* BEGIN Material to process *
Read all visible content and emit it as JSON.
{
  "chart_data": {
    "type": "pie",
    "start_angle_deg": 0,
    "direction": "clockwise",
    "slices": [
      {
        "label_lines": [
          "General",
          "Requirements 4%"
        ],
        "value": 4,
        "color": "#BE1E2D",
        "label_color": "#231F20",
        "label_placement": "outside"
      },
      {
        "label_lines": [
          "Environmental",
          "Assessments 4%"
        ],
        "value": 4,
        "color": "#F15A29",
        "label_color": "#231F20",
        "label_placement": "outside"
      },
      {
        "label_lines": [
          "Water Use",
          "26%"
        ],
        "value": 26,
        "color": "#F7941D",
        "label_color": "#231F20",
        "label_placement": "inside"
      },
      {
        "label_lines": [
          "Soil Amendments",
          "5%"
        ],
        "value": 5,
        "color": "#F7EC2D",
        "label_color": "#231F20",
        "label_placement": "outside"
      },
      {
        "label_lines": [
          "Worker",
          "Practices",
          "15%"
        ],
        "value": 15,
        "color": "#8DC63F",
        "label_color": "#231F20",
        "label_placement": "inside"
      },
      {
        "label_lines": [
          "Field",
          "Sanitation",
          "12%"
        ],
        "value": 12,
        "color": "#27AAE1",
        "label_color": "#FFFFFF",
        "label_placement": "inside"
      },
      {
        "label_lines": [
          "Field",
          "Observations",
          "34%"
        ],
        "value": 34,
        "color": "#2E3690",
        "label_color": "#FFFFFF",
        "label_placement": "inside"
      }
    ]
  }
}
* END Material to process *
* BEGIN Material to process *
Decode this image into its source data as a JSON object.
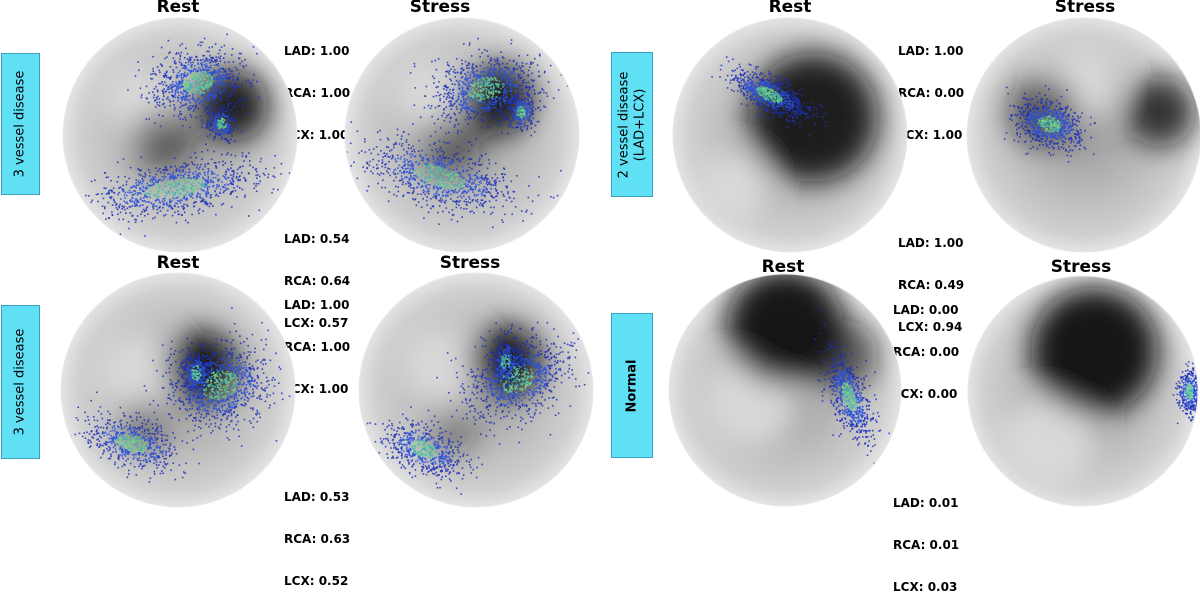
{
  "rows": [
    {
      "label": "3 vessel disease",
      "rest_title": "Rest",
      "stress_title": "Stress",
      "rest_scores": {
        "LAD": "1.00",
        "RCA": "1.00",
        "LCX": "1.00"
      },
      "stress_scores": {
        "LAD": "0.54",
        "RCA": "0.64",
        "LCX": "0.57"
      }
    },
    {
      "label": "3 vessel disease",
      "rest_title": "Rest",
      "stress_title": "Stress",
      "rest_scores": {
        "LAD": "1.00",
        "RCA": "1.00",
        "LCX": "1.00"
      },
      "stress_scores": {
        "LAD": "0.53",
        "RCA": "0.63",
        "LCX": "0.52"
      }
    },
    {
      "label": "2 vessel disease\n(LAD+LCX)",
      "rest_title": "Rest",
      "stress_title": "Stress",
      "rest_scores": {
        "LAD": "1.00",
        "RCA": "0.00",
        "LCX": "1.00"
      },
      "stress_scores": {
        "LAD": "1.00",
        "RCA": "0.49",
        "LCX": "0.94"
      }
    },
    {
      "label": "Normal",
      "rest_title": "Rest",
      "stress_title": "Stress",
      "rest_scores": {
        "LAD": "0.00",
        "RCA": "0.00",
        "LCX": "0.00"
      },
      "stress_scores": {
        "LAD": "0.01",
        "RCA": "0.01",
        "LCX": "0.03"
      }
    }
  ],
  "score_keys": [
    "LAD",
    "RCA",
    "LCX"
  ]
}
* END Material to process *
* BEGIN Material to process *
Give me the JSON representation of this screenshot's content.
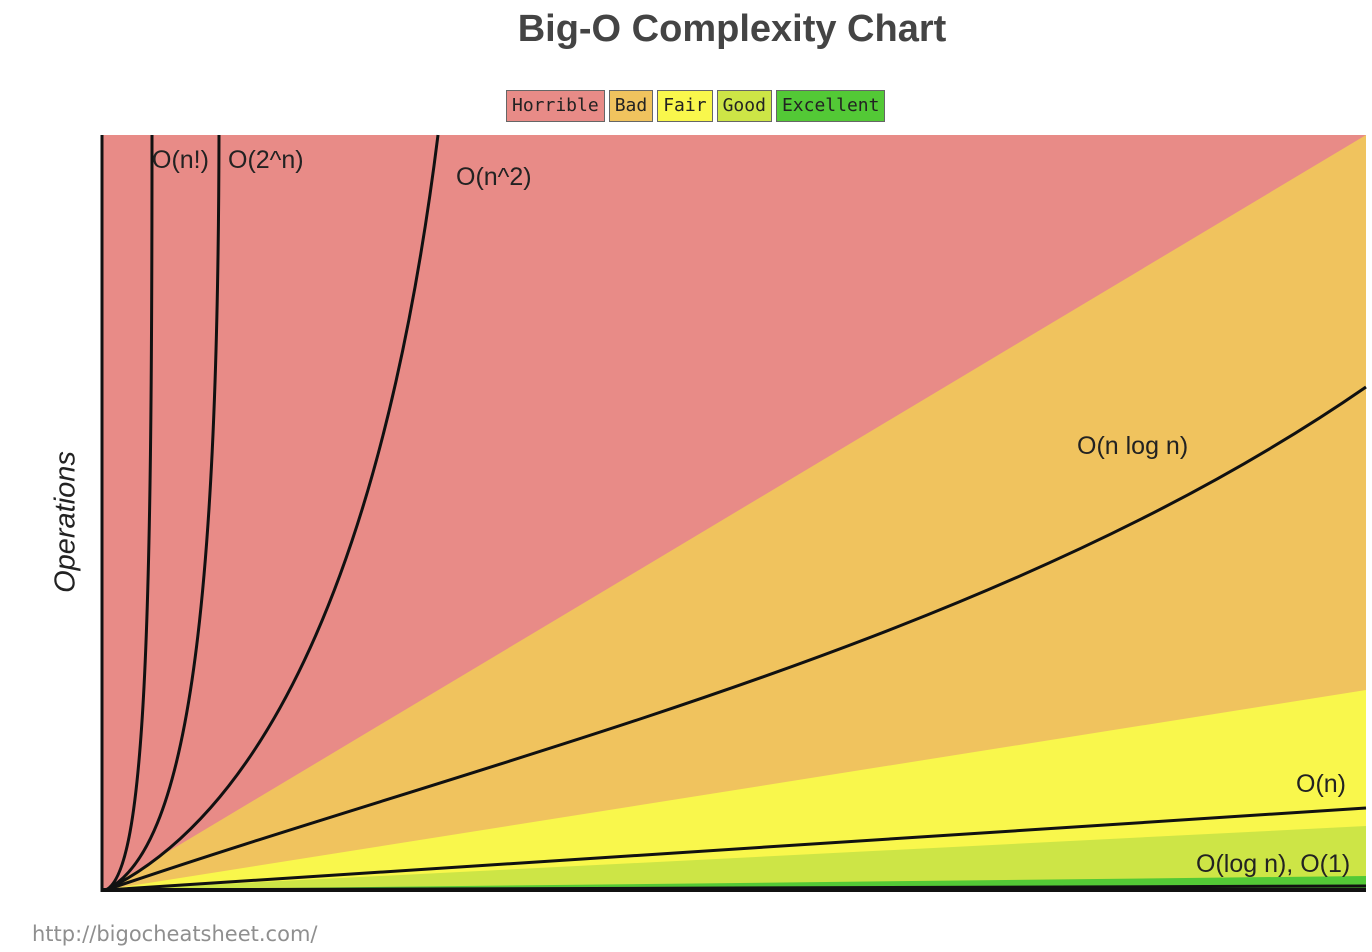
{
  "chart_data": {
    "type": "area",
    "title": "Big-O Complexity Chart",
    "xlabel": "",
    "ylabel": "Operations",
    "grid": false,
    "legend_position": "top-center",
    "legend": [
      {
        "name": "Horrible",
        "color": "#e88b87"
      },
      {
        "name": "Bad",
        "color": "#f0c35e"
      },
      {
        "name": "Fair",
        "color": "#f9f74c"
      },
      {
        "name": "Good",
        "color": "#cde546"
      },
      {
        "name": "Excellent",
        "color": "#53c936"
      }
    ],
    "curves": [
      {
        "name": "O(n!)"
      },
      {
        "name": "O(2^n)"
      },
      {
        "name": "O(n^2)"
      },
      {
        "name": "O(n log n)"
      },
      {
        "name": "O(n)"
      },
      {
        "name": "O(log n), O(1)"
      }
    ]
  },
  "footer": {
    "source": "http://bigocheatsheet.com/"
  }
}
* END Material to process *
#### Description of the task
Each line that contains the string "content" counts once; say how many there are and nothing else.

#### Exercise solution
2